/---

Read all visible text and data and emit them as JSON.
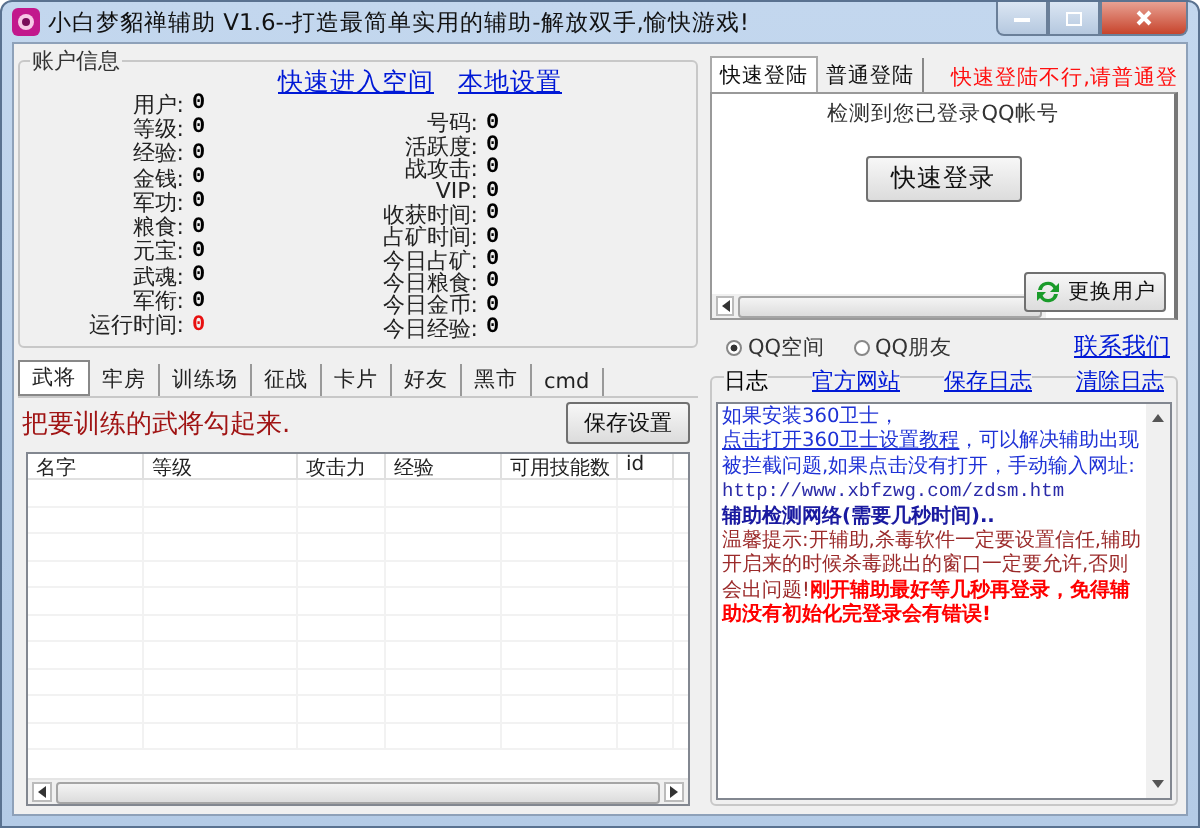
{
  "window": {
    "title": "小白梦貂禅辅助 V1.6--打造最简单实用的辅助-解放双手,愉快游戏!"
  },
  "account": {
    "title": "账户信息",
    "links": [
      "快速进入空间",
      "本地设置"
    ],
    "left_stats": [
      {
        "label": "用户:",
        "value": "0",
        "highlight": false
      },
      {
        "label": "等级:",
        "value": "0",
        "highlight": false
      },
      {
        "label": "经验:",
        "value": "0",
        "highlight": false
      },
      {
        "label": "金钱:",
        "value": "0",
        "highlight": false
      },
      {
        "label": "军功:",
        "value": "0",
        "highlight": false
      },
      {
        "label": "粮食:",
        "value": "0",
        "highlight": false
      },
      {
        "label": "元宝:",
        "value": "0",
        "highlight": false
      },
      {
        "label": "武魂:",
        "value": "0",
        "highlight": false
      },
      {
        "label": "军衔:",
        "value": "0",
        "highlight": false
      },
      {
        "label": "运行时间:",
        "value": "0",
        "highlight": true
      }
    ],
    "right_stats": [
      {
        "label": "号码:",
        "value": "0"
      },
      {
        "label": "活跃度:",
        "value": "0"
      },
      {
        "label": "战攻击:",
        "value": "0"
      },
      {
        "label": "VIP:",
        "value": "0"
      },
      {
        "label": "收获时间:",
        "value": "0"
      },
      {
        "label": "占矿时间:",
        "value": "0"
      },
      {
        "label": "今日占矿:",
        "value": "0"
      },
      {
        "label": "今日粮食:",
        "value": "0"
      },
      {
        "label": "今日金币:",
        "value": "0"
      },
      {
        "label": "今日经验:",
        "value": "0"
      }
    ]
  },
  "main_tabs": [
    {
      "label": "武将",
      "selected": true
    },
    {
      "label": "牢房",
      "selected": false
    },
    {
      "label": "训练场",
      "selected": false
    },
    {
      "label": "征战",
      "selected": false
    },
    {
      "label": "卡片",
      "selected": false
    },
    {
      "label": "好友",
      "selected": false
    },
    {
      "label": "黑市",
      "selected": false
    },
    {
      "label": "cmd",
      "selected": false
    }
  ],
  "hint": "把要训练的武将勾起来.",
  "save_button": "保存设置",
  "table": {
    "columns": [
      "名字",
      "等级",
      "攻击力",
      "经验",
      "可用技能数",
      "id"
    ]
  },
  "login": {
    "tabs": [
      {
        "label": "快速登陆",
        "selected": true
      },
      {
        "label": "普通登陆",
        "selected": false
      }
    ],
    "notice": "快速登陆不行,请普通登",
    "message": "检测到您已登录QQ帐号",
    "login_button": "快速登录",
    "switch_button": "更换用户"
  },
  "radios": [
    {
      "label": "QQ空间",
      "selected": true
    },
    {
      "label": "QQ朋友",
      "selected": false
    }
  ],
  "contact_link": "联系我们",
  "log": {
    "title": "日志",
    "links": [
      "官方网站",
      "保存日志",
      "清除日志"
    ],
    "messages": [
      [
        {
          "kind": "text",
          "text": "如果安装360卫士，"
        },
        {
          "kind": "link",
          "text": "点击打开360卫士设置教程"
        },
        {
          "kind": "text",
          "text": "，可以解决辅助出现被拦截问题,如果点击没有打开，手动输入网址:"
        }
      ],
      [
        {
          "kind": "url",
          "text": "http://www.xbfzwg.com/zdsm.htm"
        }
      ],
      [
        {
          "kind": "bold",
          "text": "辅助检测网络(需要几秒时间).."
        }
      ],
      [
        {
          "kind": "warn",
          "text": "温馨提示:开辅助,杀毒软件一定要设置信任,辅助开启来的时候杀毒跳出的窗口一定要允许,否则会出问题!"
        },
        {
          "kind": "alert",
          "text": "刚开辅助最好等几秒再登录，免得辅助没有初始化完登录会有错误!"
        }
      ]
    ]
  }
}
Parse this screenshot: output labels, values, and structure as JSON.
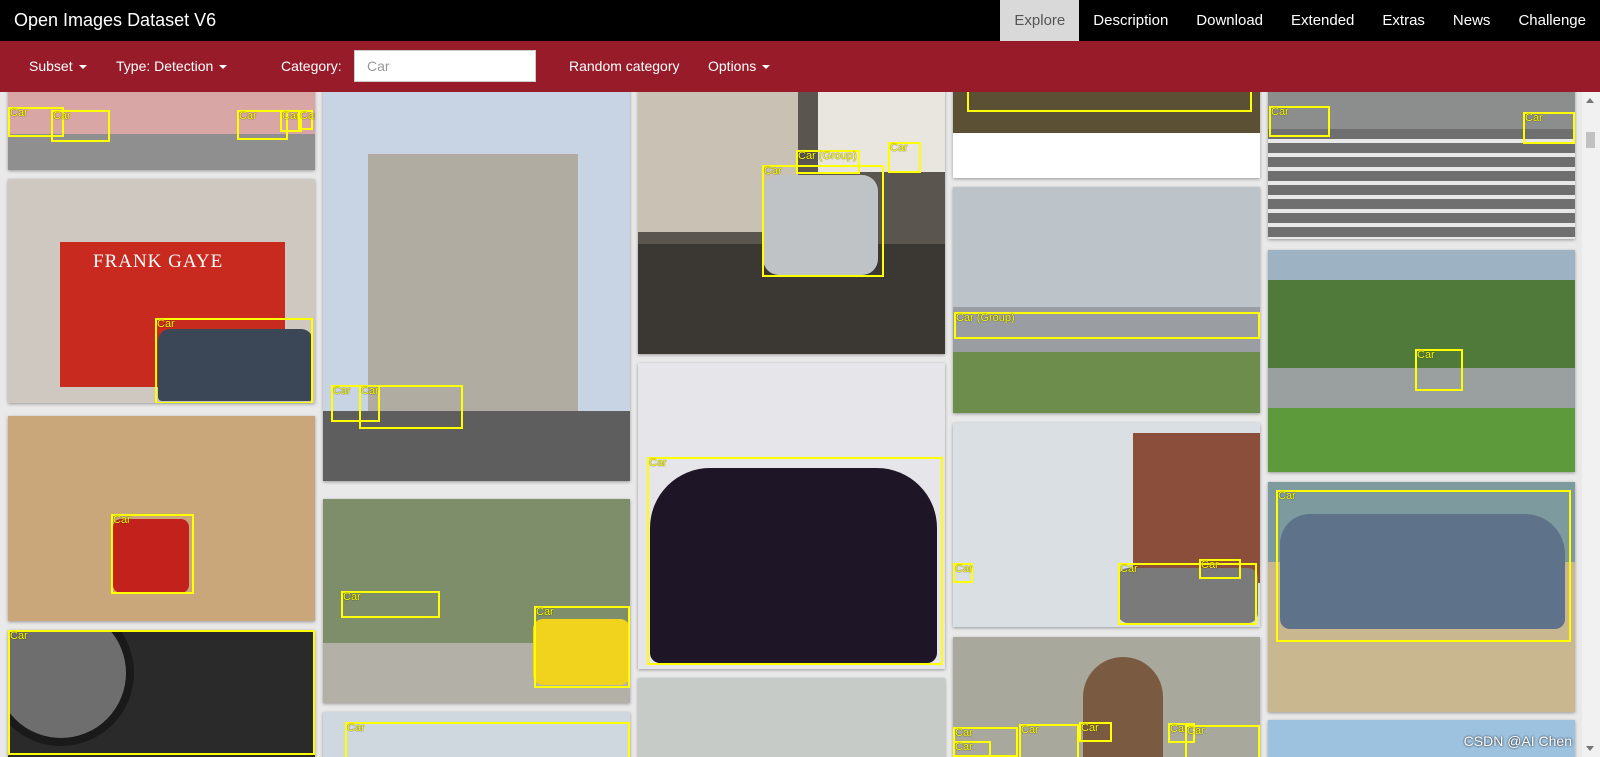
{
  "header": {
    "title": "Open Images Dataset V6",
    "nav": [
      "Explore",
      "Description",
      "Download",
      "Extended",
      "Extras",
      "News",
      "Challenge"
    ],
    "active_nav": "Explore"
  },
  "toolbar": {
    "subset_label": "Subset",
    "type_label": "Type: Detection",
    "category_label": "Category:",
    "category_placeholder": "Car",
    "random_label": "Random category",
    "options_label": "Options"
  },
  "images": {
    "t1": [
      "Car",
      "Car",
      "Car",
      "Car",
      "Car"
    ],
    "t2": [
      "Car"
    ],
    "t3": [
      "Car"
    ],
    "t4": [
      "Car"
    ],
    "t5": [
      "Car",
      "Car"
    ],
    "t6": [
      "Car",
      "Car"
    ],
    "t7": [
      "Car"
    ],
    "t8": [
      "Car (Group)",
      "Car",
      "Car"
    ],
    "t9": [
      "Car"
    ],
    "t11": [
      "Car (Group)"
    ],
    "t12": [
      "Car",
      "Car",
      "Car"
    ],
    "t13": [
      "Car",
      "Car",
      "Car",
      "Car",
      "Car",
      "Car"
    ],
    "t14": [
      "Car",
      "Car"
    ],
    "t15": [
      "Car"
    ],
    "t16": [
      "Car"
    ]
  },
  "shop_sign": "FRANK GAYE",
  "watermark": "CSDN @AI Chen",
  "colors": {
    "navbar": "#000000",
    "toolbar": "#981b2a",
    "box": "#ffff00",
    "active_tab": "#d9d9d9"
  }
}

\---

» Task to complete: Omit all pictures while transcribing the entries verbatim.

» The answer:
Read all visible text and data and emit them as JSON.
{
  "window": {
    "title": "小白梦貂禅辅助 V1.6--打造最简单实用的辅助-解放双手,愉快游戏!"
  },
  "account": {
    "title": "账户信息",
    "links": [
      "快速进入空间",
      "本地设置"
    ],
    "left_stats": [
      {
        "label": "用户:",
        "value": "0",
        "highlight": false
      },
      {
        "label": "等级:",
        "value": "0",
        "highlight": false
      },
      {
        "label": "经验:",
        "value": "0",
        "highlight": false
      },
      {
        "label": "金钱:",
        "value": "0",
        "highlight": false
      },
      {
        "label": "军功:",
        "value": "0",
        "highlight": false
      },
      {
        "label": "粮食:",
        "value": "0",
        "highlight": false
      },
      {
        "label": "元宝:",
        "value": "0",
        "highlight": false
      },
      {
        "label": "武魂:",
        "value": "0",
        "highlight": false
      },
      {
        "label": "军衔:",
        "value": "0",
        "highlight": false
      },
      {
        "label": "运行时间:",
        "value": "0",
        "highlight": true
      }
    ],
    "right_stats": [
      {
        "label": "号码:",
        "value": "0"
      },
      {
        "label": "活跃度:",
        "value": "0"
      },
      {
        "label": "战攻击:",
        "value": "0"
      },
      {
        "label": "VIP:",
        "value": "0"
      },
      {
        "label": "收获时间:",
        "value": "0"
      },
      {
        "label": "占矿时间:",
        "value": "0"
      },
      {
        "label": "今日占矿:",
        "value": "0"
      },
      {
        "label": "今日粮食:",
        "value": "0"
      },
      {
        "label": "今日金币:",
        "value": "0"
      },
      {
        "label": "今日经验:",
        "value": "0"
      }
    ]
  },
  "main_tabs": [
    {
      "label": "武将",
      "selected": true
    },
    {
      "label": "牢房",
      "selected": false
    },
    {
      "label": "训练场",
      "selected": false
    },
    {
      "label": "征战",
      "selected": false
    },
    {
      "label": "卡片",
      "selected": false
    },
    {
      "label": "好友",
      "selected": false
    },
    {
      "label": "黑市",
      "selected": false
    },
    {
      "label": "cmd",
      "selected": false
    }
  ],
  "hint": "把要训练的武将勾起来.",
  "save_button": "保存设置",
  "table": {
    "columns": [
      "名字",
      "等级",
      "攻击力",
      "经验",
      "可用技能数",
      "id"
    ]
  },
  "login": {
    "tabs": [
      {
        "label": "快速登陆",
        "selected": true
      },
      {
        "label": "普通登陆",
        "selected": false
      }
    ],
    "notice": "快速登陆不行,请普通登",
    "message": "检测到您已登录QQ帐号",
    "login_button": "快速登录",
    "switch_button": "更换用户"
  },
  "radios": [
    {
      "label": "QQ空间",
      "selected": true
    },
    {
      "label": "QQ朋友",
      "selected": false
    }
  ],
  "contact_link": "联系我们",
  "log": {
    "title": "日志",
    "links": [
      "官方网站",
      "保存日志",
      "清除日志"
    ],
    "messages": [
      [
        {
          "kind": "text",
          "text": "如果安装360卫士，"
        },
        {
          "kind": "link",
          "text": "点击打开360卫士设置教程"
        },
        {
          "kind": "text",
          "text": "，可以解决辅助出现被拦截问题,如果点击没有打开，手动输入网址:"
        }
      ],
      [
        {
          "kind": "url",
          "text": "http://www.xbfzwg.com/zdsm.htm"
        }
      ],
      [
        {
          "kind": "bold",
          "text": "辅助检测网络(需要几秒时间).."
        }
      ],
      [
        {
          "kind": "warn",
          "text": "温馨提示:开辅助,杀毒软件一定要设置信任,辅助开启来的时候杀毒跳出的窗口一定要允许,否则会出问题!"
        },
        {
          "kind": "alert",
          "text": "刚开辅助最好等几秒再登录，免得辅助没有初始化完登录会有错误!"
        }
      ]
    ]
  }
}
Parse this screenshot: output labels, values, and structure as JSON.
{
  "header": {
    "title": "Open Images Dataset V6",
    "nav": [
      "Explore",
      "Description",
      "Download",
      "Extended",
      "Extras",
      "News",
      "Challenge"
    ],
    "active_nav": "Explore"
  },
  "toolbar": {
    "subset_label": "Subset",
    "type_label": "Type: Detection",
    "category_label": "Category:",
    "category_placeholder": "Car",
    "random_label": "Random category",
    "options_label": "Options"
  },
  "images": {
    "t1": [
      "Car",
      "Car",
      "Car",
      "Car",
      "Car"
    ],
    "t2": [
      "Car"
    ],
    "t3": [
      "Car"
    ],
    "t4": [
      "Car"
    ],
    "t5": [
      "Car",
      "Car"
    ],
    "t6": [
      "Car",
      "Car"
    ],
    "t7": [
      "Car"
    ],
    "t8": [
      "Car (Group)",
      "Car",
      "Car"
    ],
    "t9": [
      "Car"
    ],
    "t11": [
      "Car (Group)"
    ],
    "t12": [
      "Car",
      "Car",
      "Car"
    ],
    "t13": [
      "Car",
      "Car",
      "Car",
      "Car",
      "Car",
      "Car"
    ],
    "t14": [
      "Car",
      "Car"
    ],
    "t15": [
      "Car"
    ],
    "t16": [
      "Car"
    ]
  },
  "shop_sign": "FRANK GAYE",
  "watermark": "CSDN @AI Chen",
  "colors": {
    "navbar": "#000000",
    "toolbar": "#981b2a",
    "box": "#ffff00",
    "active_tab": "#d9d9d9"
  }
}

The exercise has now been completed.